- **Written request**
Every entry must be echoed exactly.
□ □ □ □ □
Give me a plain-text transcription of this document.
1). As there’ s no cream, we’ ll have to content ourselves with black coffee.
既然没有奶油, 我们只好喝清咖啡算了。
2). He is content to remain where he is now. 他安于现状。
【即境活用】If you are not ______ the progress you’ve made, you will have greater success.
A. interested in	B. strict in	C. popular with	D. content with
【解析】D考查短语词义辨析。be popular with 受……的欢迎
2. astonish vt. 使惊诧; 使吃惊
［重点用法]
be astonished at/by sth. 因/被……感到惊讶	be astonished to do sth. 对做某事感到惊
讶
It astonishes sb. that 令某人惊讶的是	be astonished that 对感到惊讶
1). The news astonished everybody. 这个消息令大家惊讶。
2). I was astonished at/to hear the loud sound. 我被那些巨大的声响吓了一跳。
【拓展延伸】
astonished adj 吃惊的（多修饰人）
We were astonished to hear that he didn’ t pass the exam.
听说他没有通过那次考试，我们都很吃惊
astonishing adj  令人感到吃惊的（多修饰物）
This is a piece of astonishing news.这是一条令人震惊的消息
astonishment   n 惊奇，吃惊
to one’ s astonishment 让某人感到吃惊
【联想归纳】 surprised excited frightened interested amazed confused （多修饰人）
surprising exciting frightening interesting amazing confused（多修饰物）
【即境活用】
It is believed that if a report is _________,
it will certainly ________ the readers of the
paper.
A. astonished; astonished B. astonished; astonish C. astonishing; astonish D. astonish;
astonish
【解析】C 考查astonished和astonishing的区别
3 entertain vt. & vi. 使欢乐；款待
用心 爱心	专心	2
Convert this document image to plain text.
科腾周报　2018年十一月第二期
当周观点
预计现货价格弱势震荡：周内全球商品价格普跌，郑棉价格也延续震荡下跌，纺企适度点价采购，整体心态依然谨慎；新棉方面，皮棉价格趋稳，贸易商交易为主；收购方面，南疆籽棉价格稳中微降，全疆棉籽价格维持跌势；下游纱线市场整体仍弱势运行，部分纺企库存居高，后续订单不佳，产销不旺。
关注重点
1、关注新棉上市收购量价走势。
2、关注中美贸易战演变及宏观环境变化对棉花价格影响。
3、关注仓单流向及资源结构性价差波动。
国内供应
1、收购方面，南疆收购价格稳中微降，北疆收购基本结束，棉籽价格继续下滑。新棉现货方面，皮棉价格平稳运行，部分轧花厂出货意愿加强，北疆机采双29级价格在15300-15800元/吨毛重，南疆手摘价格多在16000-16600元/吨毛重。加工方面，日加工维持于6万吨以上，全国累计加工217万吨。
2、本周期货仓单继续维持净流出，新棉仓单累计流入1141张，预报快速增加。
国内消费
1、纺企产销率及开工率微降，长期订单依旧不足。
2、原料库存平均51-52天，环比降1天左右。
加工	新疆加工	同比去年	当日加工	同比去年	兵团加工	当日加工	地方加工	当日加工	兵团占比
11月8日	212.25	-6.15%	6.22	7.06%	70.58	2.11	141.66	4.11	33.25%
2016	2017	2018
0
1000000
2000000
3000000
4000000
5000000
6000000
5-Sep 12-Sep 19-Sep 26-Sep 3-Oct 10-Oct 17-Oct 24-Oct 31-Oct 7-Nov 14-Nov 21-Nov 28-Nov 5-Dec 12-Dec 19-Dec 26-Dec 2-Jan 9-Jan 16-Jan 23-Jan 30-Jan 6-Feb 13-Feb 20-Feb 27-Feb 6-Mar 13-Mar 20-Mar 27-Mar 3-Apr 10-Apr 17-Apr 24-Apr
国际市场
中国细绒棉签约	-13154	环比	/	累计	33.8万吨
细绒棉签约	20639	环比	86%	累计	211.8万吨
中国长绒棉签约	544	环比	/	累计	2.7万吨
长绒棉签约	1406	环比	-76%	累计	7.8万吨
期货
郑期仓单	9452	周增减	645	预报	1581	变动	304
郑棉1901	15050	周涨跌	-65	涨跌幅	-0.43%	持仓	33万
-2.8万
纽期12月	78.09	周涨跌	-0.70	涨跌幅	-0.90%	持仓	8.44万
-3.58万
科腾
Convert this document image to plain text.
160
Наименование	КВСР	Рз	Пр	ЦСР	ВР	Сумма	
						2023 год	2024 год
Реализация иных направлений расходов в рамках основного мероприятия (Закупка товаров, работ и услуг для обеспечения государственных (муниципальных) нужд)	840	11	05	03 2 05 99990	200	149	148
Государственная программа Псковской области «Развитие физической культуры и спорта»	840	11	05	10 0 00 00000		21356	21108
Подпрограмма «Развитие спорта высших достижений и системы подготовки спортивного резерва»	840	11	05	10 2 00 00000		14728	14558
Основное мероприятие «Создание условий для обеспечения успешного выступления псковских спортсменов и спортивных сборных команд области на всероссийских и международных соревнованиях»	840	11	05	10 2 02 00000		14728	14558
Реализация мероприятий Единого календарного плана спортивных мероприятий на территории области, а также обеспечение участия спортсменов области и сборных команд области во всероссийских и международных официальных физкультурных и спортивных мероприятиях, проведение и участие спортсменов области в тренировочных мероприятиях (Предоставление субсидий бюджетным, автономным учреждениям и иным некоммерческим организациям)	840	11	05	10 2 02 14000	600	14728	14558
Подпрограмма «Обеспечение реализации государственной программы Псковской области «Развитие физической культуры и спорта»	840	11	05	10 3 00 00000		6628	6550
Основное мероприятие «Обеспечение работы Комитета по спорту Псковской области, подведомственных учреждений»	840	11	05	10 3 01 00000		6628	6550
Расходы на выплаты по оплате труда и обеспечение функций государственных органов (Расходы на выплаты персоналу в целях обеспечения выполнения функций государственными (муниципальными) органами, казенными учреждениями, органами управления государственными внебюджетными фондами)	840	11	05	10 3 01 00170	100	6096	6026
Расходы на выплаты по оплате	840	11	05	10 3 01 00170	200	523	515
□ □ □ □ □
- **Answer for the task**
Give me a plain-text transcription of this document.
1). As there’ s no cream, we’ ll have to content ourselves with black coffee.
既然没有奶油, 我们只好喝清咖啡算了。
2). He is content to remain where he is now. 他安于现状。
【即境活用】If you are not ______ the progress you’ve made, you will have greater success.
A. interested in	B. strict in	C. popular with	D. content with
【解析】D考查短语词义辨析。be popular with 受……的欢迎
2. astonish vt. 使惊诧; 使吃惊
［重点用法]
be astonished at/by sth. 因/被……感到惊讶	be astonished to do sth. 对做某事感到惊
讶
It astonishes sb. that 令某人惊讶的是	be astonished that 对感到惊讶
1). The news astonished everybody. 这个消息令大家惊讶。
2). I was astonished at/to hear the loud sound. 我被那些巨大的声响吓了一跳。
【拓展延伸】
astonished adj 吃惊的（多修饰人）
We were astonished to hear that he didn’ t pass the exam.
听说他没有通过那次考试，我们都很吃惊
astonishing adj  令人感到吃惊的（多修饰物）
This is a piece of astonishing news.这是一条令人震惊的消息
astonishment   n 惊奇，吃惊
to one’ s astonishment 让某人感到吃惊
【联想归纳】 surprised excited frightened interested amazed confused （多修饰人）
surprising exciting frightening interesting amazing confused（多修饰物）
【即境活用】
It is believed that if a report is _________,
it will certainly ________ the readers of the
paper.
A. astonished; astonished B. astonished; astonish C. astonishing; astonish D. astonish;
astonish
【解析】C 考查astonished和astonishing的区别
3 entertain vt. & vi. 使欢乐；款待
用心 爱心	专心	2
Convert this document image to plain text.
科腾周报　2018年十一月第二期
当周观点
预计现货价格弱势震荡：周内全球商品价格普跌，郑棉价格也延续震荡下跌，纺企适度点价采购，整体心态依然谨慎；新棉方面，皮棉价格趋稳，贸易商交易为主；收购方面，南疆籽棉价格稳中微降，全疆棉籽价格维持跌势；下游纱线市场整体仍弱势运行，部分纺企库存居高，后续订单不佳，产销不旺。
关注重点
1、关注新棉上市收购量价走势。
2、关注中美贸易战演变及宏观环境变化对棉花价格影响。
3、关注仓单流向及资源结构性价差波动。
国内供应
1、收购方面，南疆收购价格稳中微降，北疆收购基本结束，棉籽价格继续下滑。新棉现货方面，皮棉价格平稳运行，部分轧花厂出货意愿加强，北疆机采双29级价格在15300-15800元/吨毛重，南疆手摘价格多在16000-16600元/吨毛重。加工方面，日加工维持于6万吨以上，全国累计加工217万吨。
2、本周期货仓单继续维持净流出，新棉仓单累计流入1141张，预报快速增加。
国内消费
1、纺企产销率及开工率微降，长期订单依旧不足。
2、原料库存平均51-52天，环比降1天左右。
加工	新疆加工	同比去年	当日加工	同比去年	兵团加工	当日加工	地方加工	当日加工	兵团占比
11月8日	212.25	-6.15%	6.22	7.06%	70.58	2.11	141.66	4.11	33.25%
2016	2017	2018
0
1000000
2000000
3000000
4000000
5000000
6000000
5-Sep 12-Sep 19-Sep 26-Sep 3-Oct 10-Oct 17-Oct 24-Oct 31-Oct 7-Nov 14-Nov 21-Nov 28-Nov 5-Dec 12-Dec 19-Dec 26-Dec 2-Jan 9-Jan 16-Jan 23-Jan 30-Jan 6-Feb 13-Feb 20-Feb 27-Feb 6-Mar 13-Mar 20-Mar 27-Mar 3-Apr 10-Apr 17-Apr 24-Apr
国际市场
中国细绒棉签约	-13154	环比	/	累计	33.8万吨
细绒棉签约	20639	环比	86%	累计	211.8万吨
中国长绒棉签约	544	环比	/	累计	2.7万吨
长绒棉签约	1406	环比	-76%	累计	7.8万吨
期货
郑期仓单	9452	周增减	645	预报	1581	变动	304
郑棉1901	15050	周涨跌	-65	涨跌幅	-0.43%	持仓	33万
-2.8万
纽期12月	78.09	周涨跌	-0.70	涨跌幅	-0.90%	持仓	8.44万
-3.58万
科腾
Convert this document image to plain text.
160
Наименование	КВСР	Рз	Пр	ЦСР	ВР	Сумма	
						2023 год	2024 год
Реализация иных направлений расходов в рамках основного мероприятия (Закупка товаров, работ и услуг для обеспечения государственных (муниципальных) нужд)	840	11	05	03 2 05 99990	200	149	148
Государственная программа Псковской области «Развитие физической культуры и спорта»	840	11	05	10 0 00 00000		21356	21108
Подпрограмма «Развитие спорта высших достижений и системы подготовки спортивного резерва»	840	11	05	10 2 00 00000		14728	14558
Основное мероприятие «Создание условий для обеспечения успешного выступления псковских спортсменов и спортивных сборных команд области на всероссийских и международных соревнованиях»	840	11	05	10 2 02 00000		14728	14558
Реализация мероприятий Единого календарного плана спортивных мероприятий на территории области, а также обеспечение участия спортсменов области и сборных команд области во всероссийских и международных официальных физкультурных и спортивных мероприятиях, проведение и участие спортсменов области в тренировочных мероприятиях (Предоставление субсидий бюджетным, автономным учреждениям и иным некоммерческим организациям)	840	11	05	10 2 02 14000	600	14728	14558
Подпрограмма «Обеспечение реализации государственной программы Псковской области «Развитие физической культуры и спорта»	840	11	05	10 3 00 00000		6628	6550
Основное мероприятие «Обеспечение работы Комитета по спорту Псковской области, подведомственных учреждений»	840	11	05	10 3 01 00000		6628	6550
Расходы на выплаты по оплате труда и обеспечение функций государственных органов (Расходы на выплаты персоналу в целях обеспечения выполнения функций государственными (муниципальными) органами, казенными учреждениями, органами управления государственными внебюджетными фондами)	840	11	05	10 3 01 00170	100	6096	6026
Расходы на выплаты по оплате	840	11	05	10 3 01 00170	200	523	515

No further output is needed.